The request: Return a copy of every line in the records that includes the word "Карнитин".

##########

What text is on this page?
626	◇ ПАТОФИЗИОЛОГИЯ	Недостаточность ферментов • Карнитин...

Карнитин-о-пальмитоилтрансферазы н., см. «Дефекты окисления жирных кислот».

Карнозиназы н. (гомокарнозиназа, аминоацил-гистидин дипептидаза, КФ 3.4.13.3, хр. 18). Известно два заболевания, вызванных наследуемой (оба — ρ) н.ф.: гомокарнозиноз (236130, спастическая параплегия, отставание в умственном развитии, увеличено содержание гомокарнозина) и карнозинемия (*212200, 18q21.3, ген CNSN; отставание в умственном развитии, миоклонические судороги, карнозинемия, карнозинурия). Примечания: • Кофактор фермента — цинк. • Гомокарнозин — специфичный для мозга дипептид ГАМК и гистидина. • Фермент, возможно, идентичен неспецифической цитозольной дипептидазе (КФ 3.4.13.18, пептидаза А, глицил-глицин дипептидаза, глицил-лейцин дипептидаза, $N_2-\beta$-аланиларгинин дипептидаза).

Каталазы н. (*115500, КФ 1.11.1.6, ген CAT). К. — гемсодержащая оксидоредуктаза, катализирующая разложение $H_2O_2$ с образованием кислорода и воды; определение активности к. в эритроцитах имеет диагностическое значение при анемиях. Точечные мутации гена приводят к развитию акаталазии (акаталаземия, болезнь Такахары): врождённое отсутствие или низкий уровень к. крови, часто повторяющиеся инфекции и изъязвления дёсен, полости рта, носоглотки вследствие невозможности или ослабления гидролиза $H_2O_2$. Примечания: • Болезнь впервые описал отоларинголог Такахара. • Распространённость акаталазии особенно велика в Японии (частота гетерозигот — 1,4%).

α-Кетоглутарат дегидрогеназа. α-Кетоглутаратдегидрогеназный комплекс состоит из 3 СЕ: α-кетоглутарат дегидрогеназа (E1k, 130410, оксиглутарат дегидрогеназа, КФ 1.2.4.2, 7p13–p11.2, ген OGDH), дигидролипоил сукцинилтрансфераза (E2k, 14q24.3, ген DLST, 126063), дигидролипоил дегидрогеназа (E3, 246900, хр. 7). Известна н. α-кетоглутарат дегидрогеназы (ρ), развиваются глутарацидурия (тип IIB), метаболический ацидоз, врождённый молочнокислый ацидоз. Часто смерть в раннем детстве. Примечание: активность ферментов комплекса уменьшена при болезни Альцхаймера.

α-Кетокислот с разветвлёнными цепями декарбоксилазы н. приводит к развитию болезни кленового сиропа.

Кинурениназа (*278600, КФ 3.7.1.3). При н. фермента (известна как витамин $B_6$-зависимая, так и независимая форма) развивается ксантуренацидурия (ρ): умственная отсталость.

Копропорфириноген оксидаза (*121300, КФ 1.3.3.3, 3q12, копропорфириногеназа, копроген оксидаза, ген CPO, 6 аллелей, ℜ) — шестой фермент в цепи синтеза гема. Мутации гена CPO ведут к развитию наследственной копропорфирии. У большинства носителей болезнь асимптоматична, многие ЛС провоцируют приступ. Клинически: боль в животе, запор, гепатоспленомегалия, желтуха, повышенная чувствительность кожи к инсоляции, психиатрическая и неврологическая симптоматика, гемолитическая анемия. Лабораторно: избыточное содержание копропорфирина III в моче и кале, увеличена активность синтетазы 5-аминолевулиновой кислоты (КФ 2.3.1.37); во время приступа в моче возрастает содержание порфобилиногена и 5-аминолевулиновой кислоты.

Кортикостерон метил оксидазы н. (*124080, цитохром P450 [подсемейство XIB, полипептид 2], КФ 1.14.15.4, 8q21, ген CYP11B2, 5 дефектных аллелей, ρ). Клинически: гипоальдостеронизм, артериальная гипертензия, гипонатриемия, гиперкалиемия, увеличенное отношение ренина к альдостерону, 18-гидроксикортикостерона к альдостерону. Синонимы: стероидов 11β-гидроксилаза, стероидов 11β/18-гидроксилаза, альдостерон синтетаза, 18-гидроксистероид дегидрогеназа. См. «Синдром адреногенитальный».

##########

Task response:
626	◇ ПАТОФИЗИОЛОГИЯ	Недостаточность ферментов • Карнитин...
Карнитин-о-пальмитоилтрансферазы н., см. «Дефекты окисления жирных кислот».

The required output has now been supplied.